**JOBS:**
a. Please rewrite the interview with Professor Vargas from "MV: The Dean's" up to and including "in the works?", substituting "cognitive science" for "neuroscience".
b. In the interview with Professor Vargas, what is the title of his forthcoming book?
c. Carry on the interview with Professor Vargas from its last line.

**SOURCE EXCERPT:**

[start]

As I walked into his office, Professor Vargas welcomed me to sit
down in the bigger of two chairs. After a few minutes of chatting, a joke about
him being a ‘mystery’ professor, and a chuckle, I was able to ask him a few
questions about himself and what he teaches at USF.
MS: What do you
teach and why?
MV: Well, let’s
see, I teach a lot of different things. I teach in the Honors Program in the
Humanities, Those courses are on 19th and 20th Century
Intellectual History. In philosophy, I’ve tended to teach introduction to
philosophy courses, with ‘Mind Freedom Knowledge,’ probably the course I most
consistently teach. I’ve also taught Ethics and Philosophy of Action (that’s
mainly the free-will problem, at least as I teach it). Philosophy of Law is
what I’m teaching right now. I also regularly team teach Moral Psychology with
a psychologist, Prof. Saera Khan. Finally, I teach Latin American Philosophy—that's
my connection to Latin American Studies. Those are the main things I’ve taught
in recent years.
MS: How did you
end up at USF?
MV: Well, I got
a job offer and decided to take it! [laughs] I went to graduate school here in
the Bay Area, and my wife and I really like living in the Bay Area. We’ve got
some family here, so when we had the opportunity to stay, we happily took it. USF
has been absolutely terrific to me. I am very, very happy to be here.
MS: So you just
won the Dean's Scholar award, we wanted to know what the research was about and
it cumulated in a book, correct?
MV: The Dean's
Scholar Award was an award for a project recently brought to conclusion, a book
out later this year called Building
Better Beings. This is a book about moral responsibility and the basis on
which we rightly praise and blame one another. It’s an attempt to answer doubts
about whether we can be morally responsible for our actions. Some of the main
concerns are driven by work coming out of the sciences, including neuroscience,
which suggests that we aren’t in control of what we do. The book is an attempt
to explain why there remains good justification for holding one another
responsible, in spite of philosophical and scientific pressures to think
otherwise.
MS: Okay, just
one more question, do you have another project in the works?

[end]

**DATA EXTRACT:**
[start]

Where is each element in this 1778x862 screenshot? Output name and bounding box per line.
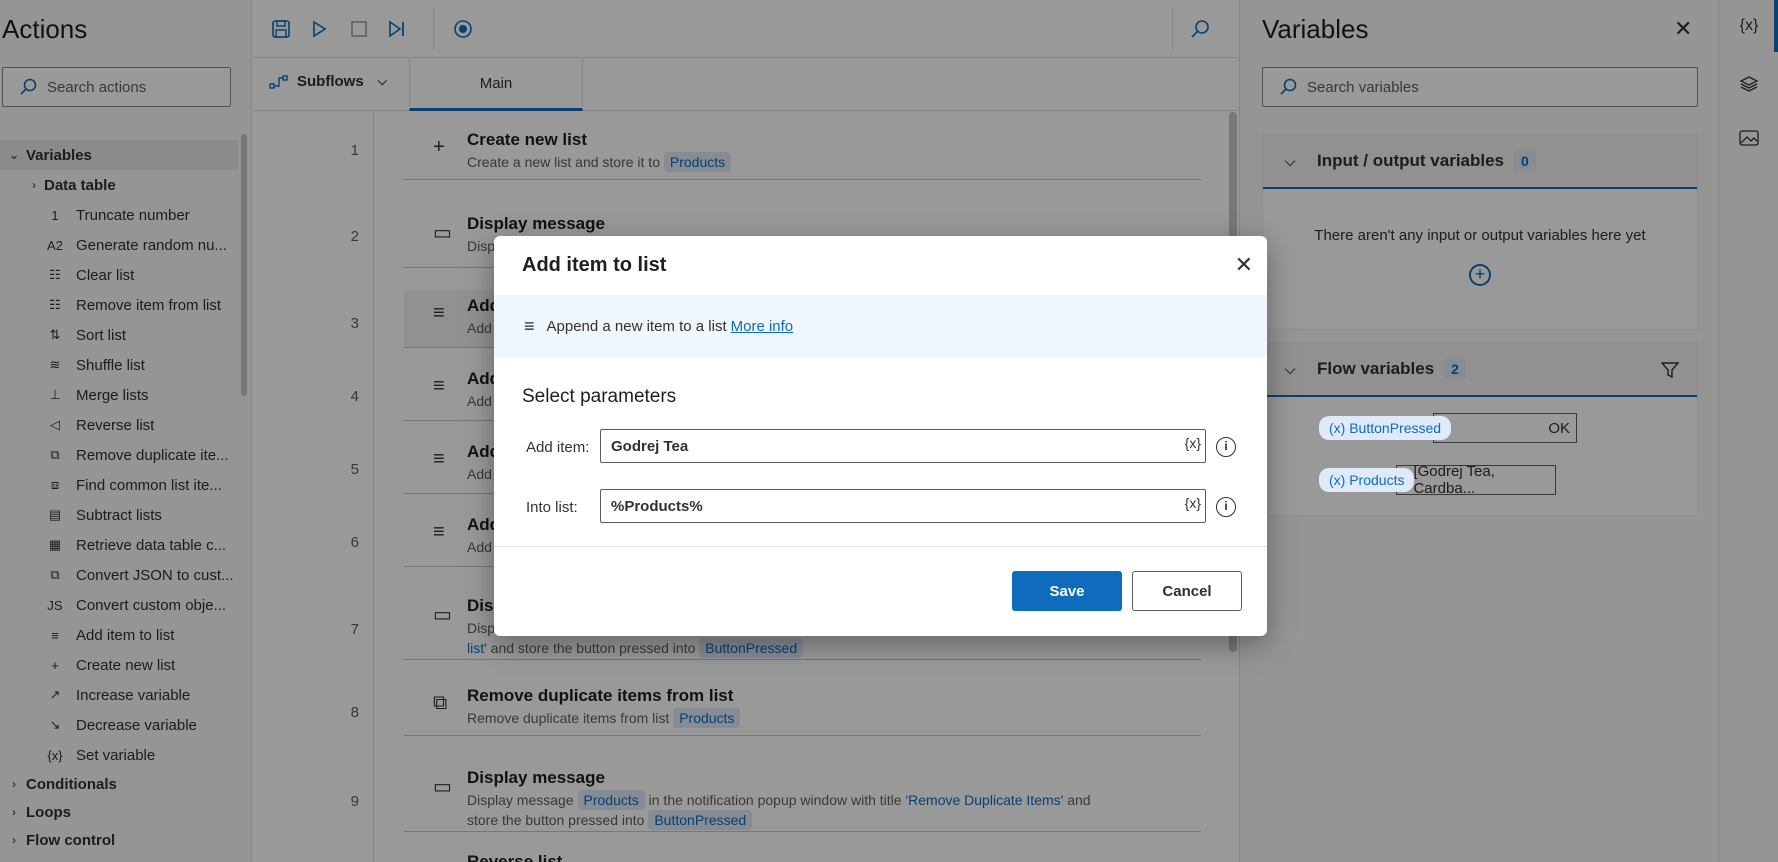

[end]

**EXPECTED ANSWERS:**
a.
MV: The Dean's
Scholar Award was an award for a project recently brought to conclusion, a book
out later this year called Building
Better Beings. This is a book about moral responsibility and the basis on
which we rightly praise and blame one another. It’s an attempt to answer doubts
about whether we can be morally responsible for our actions. Some of the main
concerns are driven by work coming out of the sciences, including cognitive science,
which suggests that we aren’t in control of what we do. The book is an attempt
to explain why there remains good justification for holding one another
responsible, in spite of philosophical and scientific pressures to think
otherwise.
MS: Okay, just
one more question, do you have another project in the works?

b. Building Better Beings

c.
MV: At this
point I’ve got two other projects I’m thinking about. One is a project in Latin
American philosophy. What I’d like to do over the next couple of years is write
something that tries to answer the question 'why bother studying Latin American
philosophy?' Latin American philosophy, as a field of study, is in a unique
position. Most philosophy departments in the United States typically don’t have
anyone who works in this area. It’s not very visible in the profession at
large. Given this fact, I sometimes hear people ask, why bother with this stuff,
what’s interesting about it? The idea is to write a book that answers these
questions. The hope is to do it partly by way of saying what I take Latin
American philosophy to be (as a field of study), and then to talk about some of
the historically interesting developments in it, including why these things are
worth reading, knowing and teaching. So, that’s one project. The other project (or
perhaps projects) has to do with Philosophy of Law. There, I am interested in
trying to understand what it is to give a good theory of the law, and what are
the types of things that help us decide what is a good or bad theory of law. It
is comparatively clear what it is to give a good theory in many other domains.
For example, in physics or chemistry there is a clear set of phenomena and we
want to explain that stuff. For a theory of the law, for complicated reasons I
think it is less clear exactly what the phenomena is for which we are trying to
generate an account. There is potentially a third but related project lurking
here, and that concerns the relationship between moral responsibility
and legal responsibility.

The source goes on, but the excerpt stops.